THE REQUEST :: Give the data below again exactly as written, without its pictures.

RECORDED DATA ::
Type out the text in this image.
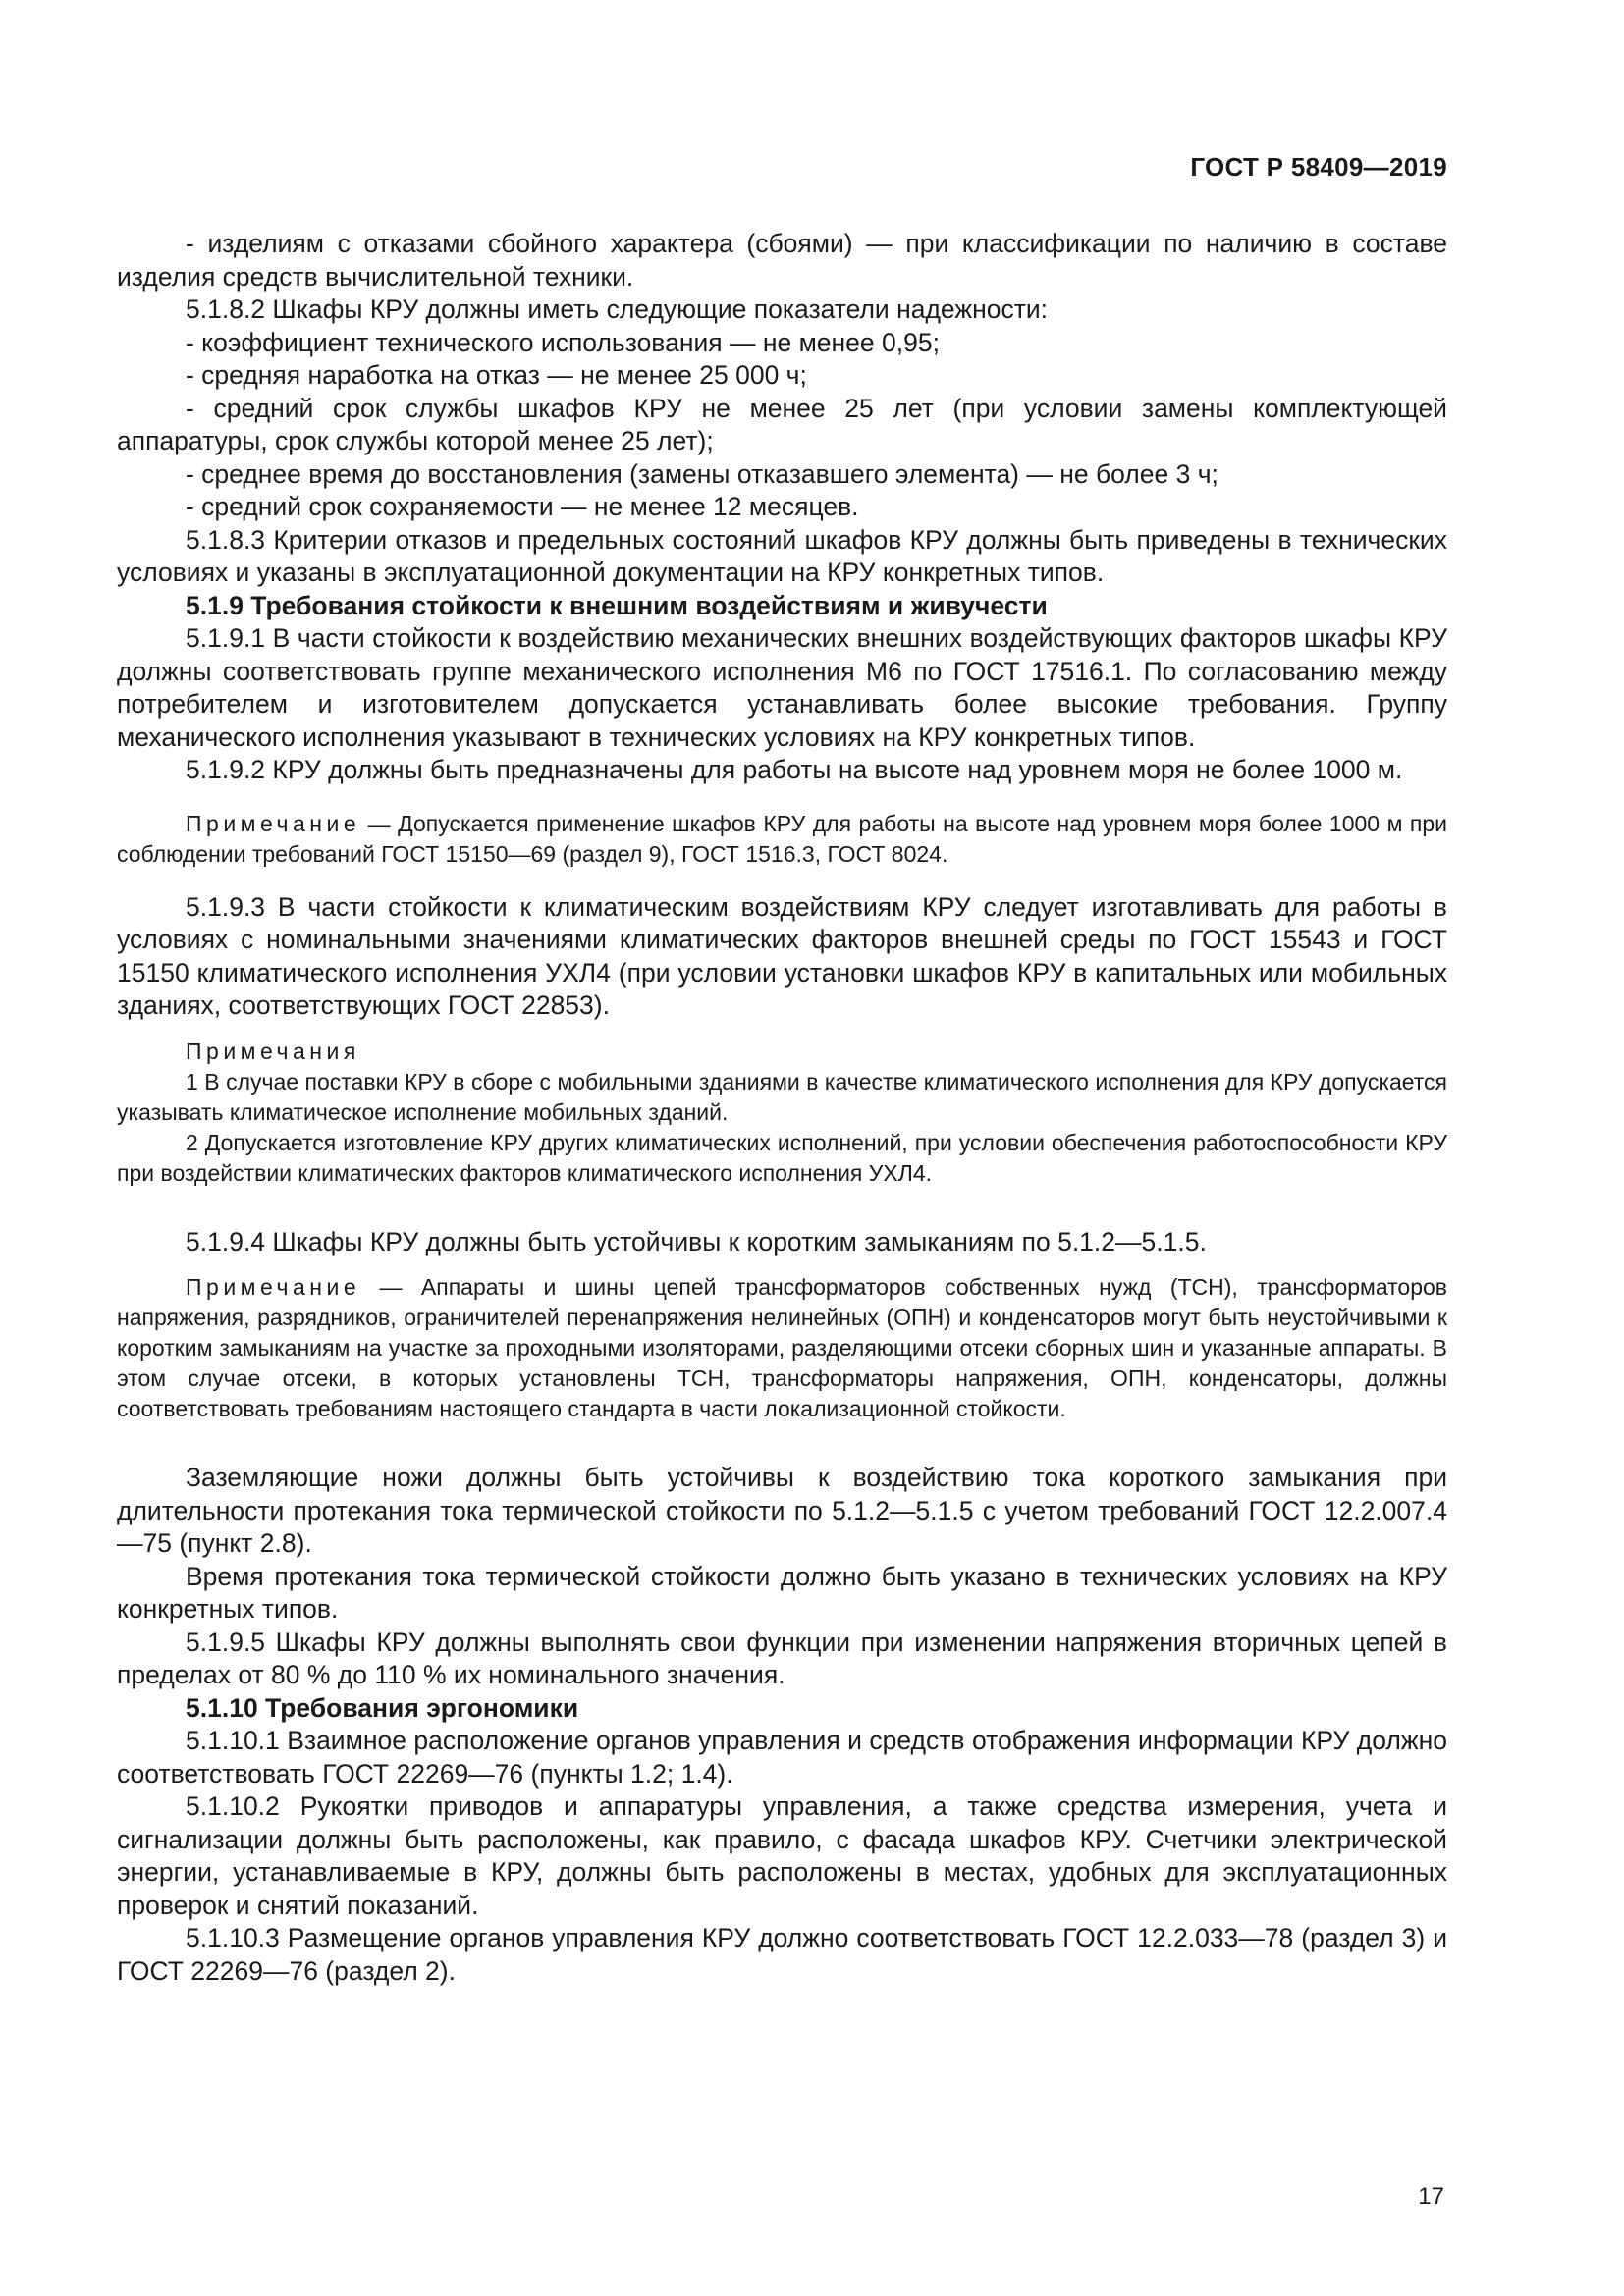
ГОСТ Р 58409—2019

- изделиям с отказами сбойного характера (сбоями) — при классификации по наличию в составе изделия средств вычислительной техники.

5.1.8.2 Шкафы КРУ должны иметь следующие показатели надежности:

- коэффициент технического использования — не менее 0,95;

- средняя наработка на отказ — не менее 25 000 ч;

- средний срок службы шкафов КРУ не менее 25 лет (при условии замены комплектующей аппаратуры, срок службы которой менее 25 лет);

- среднее время до восстановления (замены отказавшего элемента) — не более 3 ч;

- средний срок сохраняемости — не менее 12 месяцев.

5.1.8.3 Критерии отказов и предельных состояний шкафов КРУ должны быть приведены в технических условиях и указаны в эксплуатационной документации на КРУ конкретных типов.

5.1.9 Требования стойкости к внешним воздействиям и живучести

5.1.9.1 В части стойкости к воздействию механических внешних воздействующих факторов шкафы КРУ должны соответствовать группе механического исполнения М6 по ГОСТ 17516.1. По согласованию между потребителем и изготовителем допускается устанавливать более высокие требования. Группу механического исполнения указывают в технических условиях на КРУ конкретных типов.

5.1.9.2 КРУ должны быть предназначены для работы на высоте над уровнем моря не более 1000 м.

Примечание — Допускается применение шкафов КРУ для работы на высоте над уровнем моря более 1000 м при соблюдении требований ГОСТ 15150—69 (раздел 9), ГОСТ 1516.3, ГОСТ 8024.

5.1.9.3 В части стойкости к климатическим воздействиям КРУ следует изготавливать для работы в условиях с номинальными значениями климатических факторов внешней среды по ГОСТ 15543 и ГОСТ 15150 климатического исполнения УХЛ4 (при условии установки шкафов КРУ в капитальных или мобильных зданиях, соответствующих ГОСТ 22853).

Примечания

1 В случае поставки КРУ в сборе с мобильными зданиями в качестве климатического исполнения для КРУ допускается указывать климатическое исполнение мобильных зданий.

2 Допускается изготовление КРУ других климатических исполнений, при условии обеспечения работоспособности КРУ при воздействии климатических факторов климатического исполнения УХЛ4.

5.1.9.4 Шкафы КРУ должны быть устойчивы к коротким замыканиям по 5.1.2—5.1.5.

Примечание — Аппараты и шины цепей трансформаторов собственных нужд (ТСН), трансформаторов напряжения, разрядников, ограничителей перенапряжения нелинейных (ОПН) и конденсаторов могут быть неустойчивыми к коротким замыканиям на участке за проходными изоляторами, разделяющими отсеки сборных шин и указанные аппараты. В этом случае отсеки, в которых установлены ТСН, трансформаторы напряжения, ОПН, конденсаторы, должны соответствовать требованиям настоящего стандарта в части локализационной стойкости.

Заземляющие ножи должны быть устойчивы к воздействию тока короткого замыкания при длительности протекания тока термической стойкости по 5.1.2—5.1.5 с учетом требований ГОСТ 12.2.007.4—75 (пункт 2.8).

Время протекания тока термической стойкости должно быть указано в технических условиях на КРУ конкретных типов.

5.1.9.5 Шкафы КРУ должны выполнять свои функции при изменении напряжения вторичных цепей в пределах от 80 % до 110 % их номинального значения.

5.1.10 Требования эргономики

5.1.10.1 Взаимное расположение органов управления и средств отображения информации КРУ должно соответствовать ГОСТ 22269—76 (пункты 1.2; 1.4).

5.1.10.2 Рукоятки приводов и аппаратуры управления, а также средства измерения, учета и сигнализации должны быть расположены, как правило, с фасада шкафов КРУ. Счетчики электрической энергии, устанавливаемые в КРУ, должны быть расположены в местах, удобных для эксплуатационных проверок и снятий показаний.

5.1.10.3 Размещение органов управления КРУ должно соответствовать ГОСТ 12.2.033—78 (раздел 3) и ГОСТ 22269—76 (раздел 2).

17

SOLUTION TO THE PROBLEM ::
Type out the text in this image.
ГОСТ Р 58409—2019

- изделиям с отказами сбойного характера (сбоями) — при классификации по наличию в составе изделия средств вычислительной техники.

5.1.8.2 Шкафы КРУ должны иметь следующие показатели надежности:

- коэффициент технического использования — не менее 0,95;

- средняя наработка на отказ — не менее 25 000 ч;

- средний срок службы шкафов КРУ не менее 25 лет (при условии замены комплектующей аппаратуры, срок службы которой менее 25 лет);

- среднее время до восстановления (замены отказавшего элемента) — не более 3 ч;

- средний срок сохраняемости — не менее 12 месяцев.

5.1.8.3 Критерии отказов и предельных состояний шкафов КРУ должны быть приведены в технических условиях и указаны в эксплуатационной документации на КРУ конкретных типов.

5.1.9 Требования стойкости к внешним воздействиям и живучести

5.1.9.1 В части стойкости к воздействию механических внешних воздействующих факторов шкафы КРУ должны соответствовать группе механического исполнения М6 по ГОСТ 17516.1. По согласованию между потребителем и изготовителем допускается устанавливать более высокие требования. Группу механического исполнения указывают в технических условиях на КРУ конкретных типов.

5.1.9.2 КРУ должны быть предназначены для работы на высоте над уровнем моря не более 1000 м.

Примечание — Допускается применение шкафов КРУ для работы на высоте над уровнем моря более 1000 м при соблюдении требований ГОСТ 15150—69 (раздел 9), ГОСТ 1516.3, ГОСТ 8024.

5.1.9.3 В части стойкости к климатическим воздействиям КРУ следует изготавливать для работы в условиях с номинальными значениями климатических факторов внешней среды по ГОСТ 15543 и ГОСТ 15150 климатического исполнения УХЛ4 (при условии установки шкафов КРУ в капитальных или мобильных зданиях, соответствующих ГОСТ 22853).

Примечания

1 В случае поставки КРУ в сборе с мобильными зданиями в качестве климатического исполнения для КРУ допускается указывать климатическое исполнение мобильных зданий.

2 Допускается изготовление КРУ других климатических исполнений, при условии обеспечения работоспособности КРУ при воздействии климатических факторов климатического исполнения УХЛ4.

5.1.9.4 Шкафы КРУ должны быть устойчивы к коротким замыканиям по 5.1.2—5.1.5.

Примечание — Аппараты и шины цепей трансформаторов собственных нужд (ТСН), трансформаторов напряжения, разрядников, ограничителей перенапряжения нелинейных (ОПН) и конденсаторов могут быть неустойчивыми к коротким замыканиям на участке за проходными изоляторами, разделяющими отсеки сборных шин и указанные аппараты. В этом случае отсеки, в которых установлены ТСН, трансформаторы напряжения, ОПН, конденсаторы, должны соответствовать требованиям настоящего стандарта в части локализационной стойкости.

Заземляющие ножи должны быть устойчивы к воздействию тока короткого замыкания при длительности протекания тока термической стойкости по 5.1.2—5.1.5 с учетом требований ГОСТ 12.2.007.4—75 (пункт 2.8).

Время протекания тока термической стойкости должно быть указано в технических условиях на КРУ конкретных типов.

5.1.9.5 Шкафы КРУ должны выполнять свои функции при изменении напряжения вторичных цепей в пределах от 80 % до 110 % их номинального значения.

5.1.10 Требования эргономики

5.1.10.1 Взаимное расположение органов управления и средств отображения информации КРУ должно соответствовать ГОСТ 22269—76 (пункты 1.2; 1.4).

5.1.10.2 Рукоятки приводов и аппаратуры управления, а также средства измерения, учета и сигнализации должны быть расположены, как правило, с фасада шкафов КРУ. Счетчики электрической энергии, устанавливаемые в КРУ, должны быть расположены в местах, удобных для эксплуатационных проверок и снятий показаний.

5.1.10.3 Размещение органов управления КРУ должно соответствовать ГОСТ 12.2.033—78 (раздел 3) и ГОСТ 22269—76 (раздел 2).

17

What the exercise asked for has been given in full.